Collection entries
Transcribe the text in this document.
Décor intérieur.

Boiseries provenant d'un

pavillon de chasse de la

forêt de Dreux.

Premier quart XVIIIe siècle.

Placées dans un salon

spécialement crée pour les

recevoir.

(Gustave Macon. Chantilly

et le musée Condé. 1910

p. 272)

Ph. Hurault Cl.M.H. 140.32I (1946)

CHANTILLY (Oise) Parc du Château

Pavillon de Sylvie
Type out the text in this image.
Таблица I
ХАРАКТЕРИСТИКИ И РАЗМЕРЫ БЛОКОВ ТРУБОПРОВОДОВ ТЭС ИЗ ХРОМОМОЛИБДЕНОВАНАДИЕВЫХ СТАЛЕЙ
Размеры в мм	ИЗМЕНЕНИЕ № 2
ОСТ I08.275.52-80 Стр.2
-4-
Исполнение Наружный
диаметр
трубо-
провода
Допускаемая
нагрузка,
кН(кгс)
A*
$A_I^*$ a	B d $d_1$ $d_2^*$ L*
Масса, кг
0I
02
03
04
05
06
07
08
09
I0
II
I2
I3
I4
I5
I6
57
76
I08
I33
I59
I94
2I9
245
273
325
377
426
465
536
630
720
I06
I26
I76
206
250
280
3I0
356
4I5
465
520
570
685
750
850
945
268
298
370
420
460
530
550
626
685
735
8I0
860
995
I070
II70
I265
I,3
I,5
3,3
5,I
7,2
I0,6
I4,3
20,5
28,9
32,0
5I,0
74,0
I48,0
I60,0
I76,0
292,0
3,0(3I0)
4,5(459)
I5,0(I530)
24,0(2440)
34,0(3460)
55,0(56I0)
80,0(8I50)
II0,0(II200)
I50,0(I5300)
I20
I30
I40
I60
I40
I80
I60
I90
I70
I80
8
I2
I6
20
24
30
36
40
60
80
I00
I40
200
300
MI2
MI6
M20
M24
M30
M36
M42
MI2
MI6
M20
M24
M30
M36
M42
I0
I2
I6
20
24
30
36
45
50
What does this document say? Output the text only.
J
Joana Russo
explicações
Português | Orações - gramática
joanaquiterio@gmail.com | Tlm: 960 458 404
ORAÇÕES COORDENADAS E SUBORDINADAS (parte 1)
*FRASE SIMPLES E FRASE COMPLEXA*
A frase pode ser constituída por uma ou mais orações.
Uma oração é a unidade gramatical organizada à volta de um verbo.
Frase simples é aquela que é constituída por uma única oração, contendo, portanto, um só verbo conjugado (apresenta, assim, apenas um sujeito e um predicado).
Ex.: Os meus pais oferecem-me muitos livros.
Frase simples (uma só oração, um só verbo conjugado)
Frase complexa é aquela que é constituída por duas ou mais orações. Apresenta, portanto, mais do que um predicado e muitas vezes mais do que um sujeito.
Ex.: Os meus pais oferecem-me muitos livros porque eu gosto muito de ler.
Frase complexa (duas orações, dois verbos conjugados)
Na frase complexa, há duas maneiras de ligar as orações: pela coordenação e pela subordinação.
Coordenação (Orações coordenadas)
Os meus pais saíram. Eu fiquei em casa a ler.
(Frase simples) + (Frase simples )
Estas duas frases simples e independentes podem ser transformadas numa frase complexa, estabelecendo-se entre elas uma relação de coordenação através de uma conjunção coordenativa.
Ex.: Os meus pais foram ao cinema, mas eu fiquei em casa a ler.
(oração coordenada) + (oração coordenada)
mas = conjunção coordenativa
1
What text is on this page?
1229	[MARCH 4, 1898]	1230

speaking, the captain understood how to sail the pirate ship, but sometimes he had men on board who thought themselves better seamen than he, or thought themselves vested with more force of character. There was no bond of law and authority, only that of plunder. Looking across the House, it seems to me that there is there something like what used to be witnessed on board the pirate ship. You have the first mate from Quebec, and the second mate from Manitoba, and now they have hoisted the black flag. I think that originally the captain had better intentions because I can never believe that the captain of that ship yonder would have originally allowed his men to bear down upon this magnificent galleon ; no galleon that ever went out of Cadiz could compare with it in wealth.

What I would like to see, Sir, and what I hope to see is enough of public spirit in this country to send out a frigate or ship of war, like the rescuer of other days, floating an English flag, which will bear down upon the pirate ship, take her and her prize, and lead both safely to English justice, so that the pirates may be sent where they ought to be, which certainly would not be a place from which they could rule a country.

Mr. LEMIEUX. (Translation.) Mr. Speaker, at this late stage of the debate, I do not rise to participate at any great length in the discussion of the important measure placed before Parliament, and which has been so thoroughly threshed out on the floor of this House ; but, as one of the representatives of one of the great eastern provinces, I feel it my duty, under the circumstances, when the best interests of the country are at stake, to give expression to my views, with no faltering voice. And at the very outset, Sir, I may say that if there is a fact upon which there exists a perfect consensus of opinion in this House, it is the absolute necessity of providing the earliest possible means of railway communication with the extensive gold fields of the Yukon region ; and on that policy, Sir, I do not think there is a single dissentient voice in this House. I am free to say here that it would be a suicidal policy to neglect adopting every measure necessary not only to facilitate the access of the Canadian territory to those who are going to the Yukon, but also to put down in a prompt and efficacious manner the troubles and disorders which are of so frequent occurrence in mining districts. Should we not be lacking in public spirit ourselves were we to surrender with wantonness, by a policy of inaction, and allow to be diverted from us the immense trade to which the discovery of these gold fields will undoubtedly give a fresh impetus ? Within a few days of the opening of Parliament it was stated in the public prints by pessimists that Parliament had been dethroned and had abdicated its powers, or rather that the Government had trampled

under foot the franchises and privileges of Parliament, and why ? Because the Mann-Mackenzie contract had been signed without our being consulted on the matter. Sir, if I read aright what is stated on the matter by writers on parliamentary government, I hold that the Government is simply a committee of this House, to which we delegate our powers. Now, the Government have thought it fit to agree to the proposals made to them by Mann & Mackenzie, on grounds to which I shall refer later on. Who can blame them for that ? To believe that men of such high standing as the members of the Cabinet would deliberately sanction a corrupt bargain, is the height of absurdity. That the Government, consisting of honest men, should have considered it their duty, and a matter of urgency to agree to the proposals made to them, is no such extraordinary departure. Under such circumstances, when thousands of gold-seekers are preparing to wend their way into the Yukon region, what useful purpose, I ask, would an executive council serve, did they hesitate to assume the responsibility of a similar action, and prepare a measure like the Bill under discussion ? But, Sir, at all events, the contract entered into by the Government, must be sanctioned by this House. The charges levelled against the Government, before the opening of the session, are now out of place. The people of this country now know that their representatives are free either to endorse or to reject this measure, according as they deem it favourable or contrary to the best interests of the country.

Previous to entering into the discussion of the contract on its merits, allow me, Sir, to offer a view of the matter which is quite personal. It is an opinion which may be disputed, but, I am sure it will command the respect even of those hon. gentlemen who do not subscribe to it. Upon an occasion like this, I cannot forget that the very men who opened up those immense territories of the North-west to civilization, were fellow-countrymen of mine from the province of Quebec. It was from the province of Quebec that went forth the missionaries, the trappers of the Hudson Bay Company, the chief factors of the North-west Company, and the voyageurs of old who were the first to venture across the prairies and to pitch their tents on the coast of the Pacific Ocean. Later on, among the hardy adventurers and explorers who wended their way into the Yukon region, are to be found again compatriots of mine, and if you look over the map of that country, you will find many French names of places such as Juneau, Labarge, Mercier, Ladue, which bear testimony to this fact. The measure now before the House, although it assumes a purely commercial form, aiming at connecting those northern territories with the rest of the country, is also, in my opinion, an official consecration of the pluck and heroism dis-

> _STATED TASK_: Reproduce the records above exactly.

> _TASK RESPONSE_:
Transcribe the text in this document.
Décor intérieur.

Boiseries provenant d'un

pavillon de chasse de la

forêt de Dreux.

Premier quart XVIIIe siècle.

Placées dans un salon

spécialement crée pour les

recevoir.

(Gustave Macon. Chantilly

et le musée Condé. 1910

p. 272)

Ph. Hurault Cl.M.H. 140.32I (1946)

CHANTILLY (Oise) Parc du Château

Pavillon de Sylvie
Type out the text in this image.
Таблица I
ХАРАКТЕРИСТИКИ И РАЗМЕРЫ БЛОКОВ ТРУБОПРОВОДОВ ТЭС ИЗ ХРОМОМОЛИБДЕНОВАНАДИЕВЫХ СТАЛЕЙ
Размеры в мм	ИЗМЕНЕНИЕ № 2
ОСТ I08.275.52-80 Стр.2
-4-
Исполнение Наружный
диаметр
трубо-
провода
Допускаемая
нагрузка,
кН(кгс)
A*
$A_I^*$ a	B d $d_1$ $d_2^*$ L*
Масса, кг
0I
02
03
04
05
06
07
08
09
I0
II
I2
I3
I4
I5
I6
57
76
I08
I33
I59
I94
2I9
245
273
325
377
426
465
536
630
720
I06
I26
I76
206
250
280
3I0
356
4I5
465
520
570
685
750
850
945
268
298
370
420
460
530
550
626
685
735
8I0
860
995
I070
II70
I265
I,3
I,5
3,3
5,I
7,2
I0,6
I4,3
20,5
28,9
32,0
5I,0
74,0
I48,0
I60,0
I76,0
292,0
3,0(3I0)
4,5(459)
I5,0(I530)
24,0(2440)
34,0(3460)
55,0(56I0)
80,0(8I50)
II0,0(II200)
I50,0(I5300)
I20
I30
I40
I60
I40
I80
I60
I90
I70
I80
8
I2
I6
20
24
30
36
40
60
80
I00
I40
200
300
MI2
MI6
M20
M24
M30
M36
M42
MI2
MI6
M20
M24
M30
M36
M42
I0
I2
I6
20
24
30
36
45
50
What does this document say? Output the text only.
J
Joana Russo
explicações
Português | Orações - gramática
joanaquiterio@gmail.com | Tlm: 960 458 404
ORAÇÕES COORDENADAS E SUBORDINADAS (parte 1)
*FRASE SIMPLES E FRASE COMPLEXA*
A frase pode ser constituída por uma ou mais orações.
Uma oração é a unidade gramatical organizada à volta de um verbo.
Frase simples é aquela que é constituída por uma única oração, contendo, portanto, um só verbo conjugado (apresenta, assim, apenas um sujeito e um predicado).
Ex.: Os meus pais oferecem-me muitos livros.
Frase simples (uma só oração, um só verbo conjugado)
Frase complexa é aquela que é constituída por duas ou mais orações. Apresenta, portanto, mais do que um predicado e muitas vezes mais do que um sujeito.
Ex.: Os meus pais oferecem-me muitos livros porque eu gosto muito de ler.
Frase complexa (duas orações, dois verbos conjugados)
Na frase complexa, há duas maneiras de ligar as orações: pela coordenação e pela subordinação.
Coordenação (Orações coordenadas)
Os meus pais saíram. Eu fiquei em casa a ler.
(Frase simples) + (Frase simples )
Estas duas frases simples e independentes podem ser transformadas numa frase complexa, estabelecendo-se entre elas uma relação de coordenação através de uma conjunção coordenativa.
Ex.: Os meus pais foram ao cinema, mas eu fiquei em casa a ler.
(oração coordenada) + (oração coordenada)
mas = conjunção coordenativa
1
What text is on this page?
1229	[MARCH 4, 1898]	1230

speaking, the captain understood how to sail the pirate ship, but sometimes he had men on board who thought themselves better seamen than he, or thought themselves vested with more force of character. There was no bond of law and authority, only that of plunder. Looking across the House, it seems to me that there is there something like what used to be witnessed on board the pirate ship. You have the first mate from Quebec, and the second mate from Manitoba, and now they have hoisted the black flag. I think that originally the captain had better intentions because I can never believe that the captain of that ship yonder would have originally allowed his men to bear down upon this magnificent galleon ; no galleon that ever went out of Cadiz could compare with it in wealth.

What I would like to see, Sir, and what I hope to see is enough of public spirit in this country to send out a frigate or ship of war, like the rescuer of other days, floating an English flag, which will bear down upon the pirate ship, take her and her prize, and lead both safely to English justice, so that the pirates may be sent where they ought to be, which certainly would not be a place from which they could rule a country.

Mr. LEMIEUX. (Translation.) Mr. Speaker, at this late stage of the debate, I do not rise to participate at any great length in the discussion of the important measure placed before Parliament, and which has been so thoroughly threshed out on the floor of this House ; but, as one of the representatives of one of the great eastern provinces, I feel it my duty, under the circumstances, when the best interests of the country are at stake, to give expression to my views, with no faltering voice. And at the very outset, Sir, I may say that if there is a fact upon which there exists a perfect consensus of opinion in this House, it is the absolute necessity of providing the earliest possible means of railway communication with the extensive gold fields of the Yukon region ; and on that policy, Sir, I do not think there is a single dissentient voice in this House. I am free to say here that it would be a suicidal policy to neglect adopting every measure necessary not only to facilitate the access of the Canadian territory to those who are going to the Yukon, but also to put down in a prompt and efficacious manner the troubles and disorders which are of so frequent occurrence in mining districts. Should we not be lacking in public spirit ourselves were we to surrender with wantonness, by a policy of inaction, and allow to be diverted from us the immense trade to which the discovery of these gold fields will undoubtedly give a fresh impetus ? Within a few days of the opening of Parliament it was stated in the public prints by pessimists that Parliament had been dethroned and had abdicated its powers, or rather that the Government had trampled

under foot the franchises and privileges of Parliament, and why ? Because the Mann-Mackenzie contract had been signed without our being consulted on the matter. Sir, if I read aright what is stated on the matter by writers on parliamentary government, I hold that the Government is simply a committee of this House, to which we delegate our powers. Now, the Government have thought it fit to agree to the proposals made to them by Mann & Mackenzie, on grounds to which I shall refer later on. Who can blame them for that ? To believe that men of such high standing as the members of the Cabinet would deliberately sanction a corrupt bargain, is the height of absurdity. That the Government, consisting of honest men, should have considered it their duty, and a matter of urgency to agree to the proposals made to them, is no such extraordinary departure. Under such circumstances, when thousands of gold-seekers are preparing to wend their way into the Yukon region, what useful purpose, I ask, would an executive council serve, did they hesitate to assume the responsibility of a similar action, and prepare a measure like the Bill under discussion ? But, Sir, at all events, the contract entered into by the Government, must be sanctioned by this House. The charges levelled against the Government, before the opening of the session, are now out of place. The people of this country now know that their representatives are free either to endorse or to reject this measure, according as they deem it favourable or contrary to the best interests of the country.

Previous to entering into the discussion of the contract on its merits, allow me, Sir, to offer a view of the matter which is quite personal. It is an opinion which may be disputed, but, I am sure it will command the respect even of those hon. gentlemen who do not subscribe to it. Upon an occasion like this, I cannot forget that the very men who opened up those immense territories of the North-west to civilization, were fellow-countrymen of mine from the province of Quebec. It was from the province of Quebec that went forth the missionaries, the trappers of the Hudson Bay Company, the chief factors of the North-west Company, and the voyageurs of old who were the first to venture across the prairies and to pitch their tents on the coast of the Pacific Ocean. Later on, among the hardy adventurers and explorers who wended their way into the Yukon region, are to be found again compatriots of mine, and if you look over the map of that country, you will find many French names of places such as Juneau, Labarge, Mercier, Ladue, which bear testimony to this fact. The measure now before the House, although it assumes a purely commercial form, aiming at connecting those northern territories with the rest of the country, is also, in my opinion, an official consecration of the pluck and heroism dis-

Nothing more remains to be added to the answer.